» Figure data in JSON:
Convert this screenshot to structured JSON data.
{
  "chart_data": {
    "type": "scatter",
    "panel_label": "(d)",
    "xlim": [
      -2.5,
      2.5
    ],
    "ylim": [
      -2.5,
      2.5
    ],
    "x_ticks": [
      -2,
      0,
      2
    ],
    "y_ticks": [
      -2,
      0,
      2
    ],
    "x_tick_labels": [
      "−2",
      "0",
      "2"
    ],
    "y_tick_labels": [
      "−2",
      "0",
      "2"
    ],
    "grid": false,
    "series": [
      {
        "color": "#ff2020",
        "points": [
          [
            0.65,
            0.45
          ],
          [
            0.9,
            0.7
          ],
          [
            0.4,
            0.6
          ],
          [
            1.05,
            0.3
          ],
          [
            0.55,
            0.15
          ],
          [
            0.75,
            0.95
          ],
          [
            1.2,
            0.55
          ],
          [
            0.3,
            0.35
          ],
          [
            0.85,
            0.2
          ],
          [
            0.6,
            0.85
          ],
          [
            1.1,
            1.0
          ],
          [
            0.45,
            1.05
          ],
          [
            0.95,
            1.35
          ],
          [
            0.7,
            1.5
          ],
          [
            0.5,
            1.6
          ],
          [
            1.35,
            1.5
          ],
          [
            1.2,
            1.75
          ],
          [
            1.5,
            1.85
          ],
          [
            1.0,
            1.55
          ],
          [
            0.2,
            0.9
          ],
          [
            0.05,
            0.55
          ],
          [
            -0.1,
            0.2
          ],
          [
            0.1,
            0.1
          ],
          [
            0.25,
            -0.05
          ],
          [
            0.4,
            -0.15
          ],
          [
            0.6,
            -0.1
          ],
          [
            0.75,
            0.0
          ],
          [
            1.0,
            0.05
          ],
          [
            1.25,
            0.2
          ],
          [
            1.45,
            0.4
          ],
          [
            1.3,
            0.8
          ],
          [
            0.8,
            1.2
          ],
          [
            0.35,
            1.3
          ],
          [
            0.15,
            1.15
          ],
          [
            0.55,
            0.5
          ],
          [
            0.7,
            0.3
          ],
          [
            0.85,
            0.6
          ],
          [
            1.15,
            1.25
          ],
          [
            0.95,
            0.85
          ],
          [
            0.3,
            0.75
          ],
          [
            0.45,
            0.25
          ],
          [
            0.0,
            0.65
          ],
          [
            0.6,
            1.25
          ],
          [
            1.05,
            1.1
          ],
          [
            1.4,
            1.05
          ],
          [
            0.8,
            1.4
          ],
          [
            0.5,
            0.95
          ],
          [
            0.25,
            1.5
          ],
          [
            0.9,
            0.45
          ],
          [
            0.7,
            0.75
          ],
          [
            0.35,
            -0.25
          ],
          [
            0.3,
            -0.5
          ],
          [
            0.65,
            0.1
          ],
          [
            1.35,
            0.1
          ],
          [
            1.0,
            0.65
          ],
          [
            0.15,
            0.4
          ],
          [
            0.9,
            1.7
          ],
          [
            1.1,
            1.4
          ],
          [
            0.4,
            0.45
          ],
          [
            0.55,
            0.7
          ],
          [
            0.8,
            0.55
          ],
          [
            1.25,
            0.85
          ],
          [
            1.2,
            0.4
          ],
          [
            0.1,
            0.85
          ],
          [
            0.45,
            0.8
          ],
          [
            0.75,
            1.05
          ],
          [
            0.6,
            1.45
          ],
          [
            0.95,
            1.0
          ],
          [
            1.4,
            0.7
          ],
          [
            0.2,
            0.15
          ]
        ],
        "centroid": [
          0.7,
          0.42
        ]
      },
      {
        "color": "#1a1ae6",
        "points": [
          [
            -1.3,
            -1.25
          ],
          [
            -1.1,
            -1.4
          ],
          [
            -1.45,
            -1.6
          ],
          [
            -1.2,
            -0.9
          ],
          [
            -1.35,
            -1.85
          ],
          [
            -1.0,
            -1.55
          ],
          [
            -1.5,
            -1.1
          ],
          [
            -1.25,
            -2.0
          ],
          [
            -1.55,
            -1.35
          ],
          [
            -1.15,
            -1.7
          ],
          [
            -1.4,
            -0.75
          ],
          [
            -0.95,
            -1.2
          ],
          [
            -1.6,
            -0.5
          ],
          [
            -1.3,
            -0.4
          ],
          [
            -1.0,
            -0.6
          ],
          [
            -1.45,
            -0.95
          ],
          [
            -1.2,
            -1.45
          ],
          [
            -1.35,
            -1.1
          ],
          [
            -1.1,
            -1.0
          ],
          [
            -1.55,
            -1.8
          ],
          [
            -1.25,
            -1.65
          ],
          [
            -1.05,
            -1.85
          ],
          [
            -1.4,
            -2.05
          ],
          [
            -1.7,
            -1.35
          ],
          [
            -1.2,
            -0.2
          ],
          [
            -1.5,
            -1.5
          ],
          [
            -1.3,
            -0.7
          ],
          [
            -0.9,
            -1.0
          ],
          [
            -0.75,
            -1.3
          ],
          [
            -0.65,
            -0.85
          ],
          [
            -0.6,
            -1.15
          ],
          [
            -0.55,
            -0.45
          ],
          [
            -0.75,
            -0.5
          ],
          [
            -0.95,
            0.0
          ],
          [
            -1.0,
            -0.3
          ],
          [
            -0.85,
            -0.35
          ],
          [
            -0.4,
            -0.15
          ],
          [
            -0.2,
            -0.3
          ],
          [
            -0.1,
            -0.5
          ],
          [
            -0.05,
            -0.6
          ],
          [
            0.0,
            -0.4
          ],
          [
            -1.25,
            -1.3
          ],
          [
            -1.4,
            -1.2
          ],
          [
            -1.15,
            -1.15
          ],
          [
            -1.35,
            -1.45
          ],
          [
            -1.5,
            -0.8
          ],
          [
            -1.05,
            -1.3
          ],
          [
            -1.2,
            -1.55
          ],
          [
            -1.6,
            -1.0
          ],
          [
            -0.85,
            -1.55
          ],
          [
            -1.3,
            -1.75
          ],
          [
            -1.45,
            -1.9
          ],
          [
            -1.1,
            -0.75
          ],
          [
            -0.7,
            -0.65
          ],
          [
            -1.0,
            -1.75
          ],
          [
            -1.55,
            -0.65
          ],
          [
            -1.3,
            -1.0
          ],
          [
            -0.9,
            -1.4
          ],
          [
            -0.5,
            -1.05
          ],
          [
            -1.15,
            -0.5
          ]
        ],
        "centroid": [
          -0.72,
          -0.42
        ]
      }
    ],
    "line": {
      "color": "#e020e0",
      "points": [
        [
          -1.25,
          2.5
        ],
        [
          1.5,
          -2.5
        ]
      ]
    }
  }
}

» EXERCISE INSTRUCTIONS:
Search the listing for the word "color". Copy every line in which it occurs.

» ANSWER IN FULL:
        "color": "#ff2020",
        "color": "#1a1ae6",
      "color": "#e020e0",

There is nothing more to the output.